**Records for the task**
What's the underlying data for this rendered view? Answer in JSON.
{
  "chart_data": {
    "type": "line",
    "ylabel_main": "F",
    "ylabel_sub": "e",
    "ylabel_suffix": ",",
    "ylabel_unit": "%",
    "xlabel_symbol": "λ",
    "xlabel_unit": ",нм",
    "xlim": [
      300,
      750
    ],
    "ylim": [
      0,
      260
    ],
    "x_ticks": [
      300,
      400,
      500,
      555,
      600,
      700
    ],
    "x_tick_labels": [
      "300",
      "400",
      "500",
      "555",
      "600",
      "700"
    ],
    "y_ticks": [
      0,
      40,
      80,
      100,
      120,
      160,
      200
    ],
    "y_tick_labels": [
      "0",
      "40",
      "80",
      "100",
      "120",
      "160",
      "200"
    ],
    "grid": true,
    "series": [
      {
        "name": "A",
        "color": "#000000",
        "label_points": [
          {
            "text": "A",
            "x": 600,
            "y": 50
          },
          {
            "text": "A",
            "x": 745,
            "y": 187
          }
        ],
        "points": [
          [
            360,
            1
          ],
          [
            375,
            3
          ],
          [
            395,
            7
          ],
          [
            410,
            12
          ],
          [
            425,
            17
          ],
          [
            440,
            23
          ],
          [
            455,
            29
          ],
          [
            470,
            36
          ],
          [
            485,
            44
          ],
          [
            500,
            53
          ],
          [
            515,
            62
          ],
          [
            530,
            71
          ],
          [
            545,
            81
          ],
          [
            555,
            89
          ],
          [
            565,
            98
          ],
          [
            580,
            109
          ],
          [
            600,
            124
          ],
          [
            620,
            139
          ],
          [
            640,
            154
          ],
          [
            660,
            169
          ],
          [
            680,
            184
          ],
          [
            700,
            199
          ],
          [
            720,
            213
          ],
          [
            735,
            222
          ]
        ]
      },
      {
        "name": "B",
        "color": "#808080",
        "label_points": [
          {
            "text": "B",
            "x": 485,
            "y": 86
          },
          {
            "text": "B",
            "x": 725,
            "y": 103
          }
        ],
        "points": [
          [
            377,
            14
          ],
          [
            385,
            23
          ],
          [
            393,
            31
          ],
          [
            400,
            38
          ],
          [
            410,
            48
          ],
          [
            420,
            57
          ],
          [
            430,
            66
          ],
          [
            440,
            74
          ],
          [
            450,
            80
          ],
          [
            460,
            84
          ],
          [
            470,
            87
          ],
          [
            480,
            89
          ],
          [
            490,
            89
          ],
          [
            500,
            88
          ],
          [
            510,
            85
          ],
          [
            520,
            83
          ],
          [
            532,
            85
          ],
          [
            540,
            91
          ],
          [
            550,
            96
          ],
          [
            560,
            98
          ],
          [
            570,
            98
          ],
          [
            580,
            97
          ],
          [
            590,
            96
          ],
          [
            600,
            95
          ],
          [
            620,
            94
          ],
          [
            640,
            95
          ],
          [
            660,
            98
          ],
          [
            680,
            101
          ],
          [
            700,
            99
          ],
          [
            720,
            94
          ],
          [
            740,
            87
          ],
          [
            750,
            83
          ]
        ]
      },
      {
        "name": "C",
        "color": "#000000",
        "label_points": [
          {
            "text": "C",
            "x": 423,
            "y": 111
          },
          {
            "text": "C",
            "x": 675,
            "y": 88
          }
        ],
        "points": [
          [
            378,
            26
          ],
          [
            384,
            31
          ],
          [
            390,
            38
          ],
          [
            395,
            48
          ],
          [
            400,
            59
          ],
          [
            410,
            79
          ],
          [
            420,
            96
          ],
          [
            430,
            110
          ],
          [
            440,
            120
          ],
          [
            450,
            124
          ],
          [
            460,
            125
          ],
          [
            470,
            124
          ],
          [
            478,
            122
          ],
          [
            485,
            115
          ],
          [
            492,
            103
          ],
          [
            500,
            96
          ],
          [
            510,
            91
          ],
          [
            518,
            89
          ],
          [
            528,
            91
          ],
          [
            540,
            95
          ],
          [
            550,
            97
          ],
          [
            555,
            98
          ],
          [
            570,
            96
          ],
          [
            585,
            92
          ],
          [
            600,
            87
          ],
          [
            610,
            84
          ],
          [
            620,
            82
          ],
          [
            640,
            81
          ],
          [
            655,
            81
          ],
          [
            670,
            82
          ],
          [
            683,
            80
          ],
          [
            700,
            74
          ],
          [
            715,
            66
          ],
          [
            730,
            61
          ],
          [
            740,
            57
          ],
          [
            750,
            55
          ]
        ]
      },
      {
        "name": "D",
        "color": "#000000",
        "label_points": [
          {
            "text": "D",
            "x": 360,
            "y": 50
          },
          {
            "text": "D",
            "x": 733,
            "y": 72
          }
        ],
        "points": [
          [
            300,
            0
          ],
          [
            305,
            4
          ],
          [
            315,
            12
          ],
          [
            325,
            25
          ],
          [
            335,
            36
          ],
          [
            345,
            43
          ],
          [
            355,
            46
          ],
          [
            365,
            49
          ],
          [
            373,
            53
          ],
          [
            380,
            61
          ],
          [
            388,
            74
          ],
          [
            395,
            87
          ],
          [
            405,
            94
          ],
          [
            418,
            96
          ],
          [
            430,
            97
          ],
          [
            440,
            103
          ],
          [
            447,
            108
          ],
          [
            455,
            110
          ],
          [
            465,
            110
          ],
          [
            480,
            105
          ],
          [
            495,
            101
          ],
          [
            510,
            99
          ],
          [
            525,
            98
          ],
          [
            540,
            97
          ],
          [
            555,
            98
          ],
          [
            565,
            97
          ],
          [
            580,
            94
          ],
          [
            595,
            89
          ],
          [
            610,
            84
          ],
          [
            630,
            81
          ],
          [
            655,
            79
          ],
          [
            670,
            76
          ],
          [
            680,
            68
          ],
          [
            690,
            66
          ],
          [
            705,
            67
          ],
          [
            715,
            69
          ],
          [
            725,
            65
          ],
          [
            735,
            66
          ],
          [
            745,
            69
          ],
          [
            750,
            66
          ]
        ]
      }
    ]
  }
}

**Exercise task**
Write every line of the material above again, exactly.

**Exercise solution**
What's the underlying data for this rendered view? Answer in JSON.
{
  "chart_data": {
    "type": "line",
    "ylabel_main": "F",
    "ylabel_sub": "e",
    "ylabel_suffix": ",",
    "ylabel_unit": "%",
    "xlabel_symbol": "λ",
    "xlabel_unit": ",нм",
    "xlim": [
      300,
      750
    ],
    "ylim": [
      0,
      260
    ],
    "x_ticks": [
      300,
      400,
      500,
      555,
      600,
      700
    ],
    "x_tick_labels": [
      "300",
      "400",
      "500",
      "555",
      "600",
      "700"
    ],
    "y_ticks": [
      0,
      40,
      80,
      100,
      120,
      160,
      200
    ],
    "y_tick_labels": [
      "0",
      "40",
      "80",
      "100",
      "120",
      "160",
      "200"
    ],
    "grid": true,
    "series": [
      {
        "name": "A",
        "color": "#000000",
        "label_points": [
          {
            "text": "A",
            "x": 600,
            "y": 50
          },
          {
            "text": "A",
            "x": 745,
            "y": 187
          }
        ],
        "points": [
          [
            360,
            1
          ],
          [
            375,
            3
          ],
          [
            395,
            7
          ],
          [
            410,
            12
          ],
          [
            425,
            17
          ],
          [
            440,
            23
          ],
          [
            455,
            29
          ],
          [
            470,
            36
          ],
          [
            485,
            44
          ],
          [
            500,
            53
          ],
          [
            515,
            62
          ],
          [
            530,
            71
          ],
          [
            545,
            81
          ],
          [
            555,
            89
          ],
          [
            565,
            98
          ],
          [
            580,
            109
          ],
          [
            600,
            124
          ],
          [
            620,
            139
          ],
          [
            640,
            154
          ],
          [
            660,
            169
          ],
          [
            680,
            184
          ],
          [
            700,
            199
          ],
          [
            720,
            213
          ],
          [
            735,
            222
          ]
        ]
      },
      {
        "name": "B",
        "color": "#808080",
        "label_points": [
          {
            "text": "B",
            "x": 485,
            "y": 86
          },
          {
            "text": "B",
            "x": 725,
            "y": 103
          }
        ],
        "points": [
          [
            377,
            14
          ],
          [
            385,
            23
          ],
          [
            393,
            31
          ],
          [
            400,
            38
          ],
          [
            410,
            48
          ],
          [
            420,
            57
          ],
          [
            430,
            66
          ],
          [
            440,
            74
          ],
          [
            450,
            80
          ],
          [
            460,
            84
          ],
          [
            470,
            87
          ],
          [
            480,
            89
          ],
          [
            490,
            89
          ],
          [
            500,
            88
          ],
          [
            510,
            85
          ],
          [
            520,
            83
          ],
          [
            532,
            85
          ],
          [
            540,
            91
          ],
          [
            550,
            96
          ],
          [
            560,
            98
          ],
          [
            570,
            98
          ],
          [
            580,
            97
          ],
          [
            590,
            96
          ],
          [
            600,
            95
          ],
          [
            620,
            94
          ],
          [
            640,
            95
          ],
          [
            660,
            98
          ],
          [
            680,
            101
          ],
          [
            700,
            99
          ],
          [
            720,
            94
          ],
          [
            740,
            87
          ],
          [
            750,
            83
          ]
        ]
      },
      {
        "name": "C",
        "color": "#000000",
        "label_points": [
          {
            "text": "C",
            "x": 423,
            "y": 111
          },
          {
            "text": "C",
            "x": 675,
            "y": 88
          }
        ],
        "points": [
          [
            378,
            26
          ],
          [
            384,
            31
          ],
          [
            390,
            38
          ],
          [
            395,
            48
          ],
          [
            400,
            59
          ],
          [
            410,
            79
          ],
          [
            420,
            96
          ],
          [
            430,
            110
          ],
          [
            440,
            120
          ],
          [
            450,
            124
          ],
          [
            460,
            125
          ],
          [
            470,
            124
          ],
          [
            478,
            122
          ],
          [
            485,
            115
          ],
          [
            492,
            103
          ],
          [
            500,
            96
          ],
          [
            510,
            91
          ],
          [
            518,
            89
          ],
          [
            528,
            91
          ],
          [
            540,
            95
          ],
          [
            550,
            97
          ],
          [
            555,
            98
          ],
          [
            570,
            96
          ],
          [
            585,
            92
          ],
          [
            600,
            87
          ],
          [
            610,
            84
          ],
          [
            620,
            82
          ],
          [
            640,
            81
          ],
          [
            655,
            81
          ],
          [
            670,
            82
          ],
          [
            683,
            80
          ],
          [
            700,
            74
          ],
          [
            715,
            66
          ],
          [
            730,
            61
          ],
          [
            740,
            57
          ],
          [
            750,
            55
          ]
        ]
      },
      {
        "name": "D",
        "color": "#000000",
        "label_points": [
          {
            "text": "D",
            "x": 360,
            "y": 50
          },
          {
            "text": "D",
            "x": 733,
            "y": 72
          }
        ],
        "points": [
          [
            300,
            0
          ],
          [
            305,
            4
          ],
          [
            315,
            12
          ],
          [
            325,
            25
          ],
          [
            335,
            36
          ],
          [
            345,
            43
          ],
          [
            355,
            46
          ],
          [
            365,
            49
          ],
          [
            373,
            53
          ],
          [
            380,
            61
          ],
          [
            388,
            74
          ],
          [
            395,
            87
          ],
          [
            405,
            94
          ],
          [
            418,
            96
          ],
          [
            430,
            97
          ],
          [
            440,
            103
          ],
          [
            447,
            108
          ],
          [
            455,
            110
          ],
          [
            465,
            110
          ],
          [
            480,
            105
          ],
          [
            495,
            101
          ],
          [
            510,
            99
          ],
          [
            525,
            98
          ],
          [
            540,
            97
          ],
          [
            555,
            98
          ],
          [
            565,
            97
          ],
          [
            580,
            94
          ],
          [
            595,
            89
          ],
          [
            610,
            84
          ],
          [
            630,
            81
          ],
          [
            655,
            79
          ],
          [
            670,
            76
          ],
          [
            680,
            68
          ],
          [
            690,
            66
          ],
          [
            705,
            67
          ],
          [
            715,
            69
          ],
          [
            725,
            65
          ],
          [
            735,
            66
          ],
          [
            745,
            69
          ],
          [
            750,
            66
          ]
        ]
      }
    ]
  }
}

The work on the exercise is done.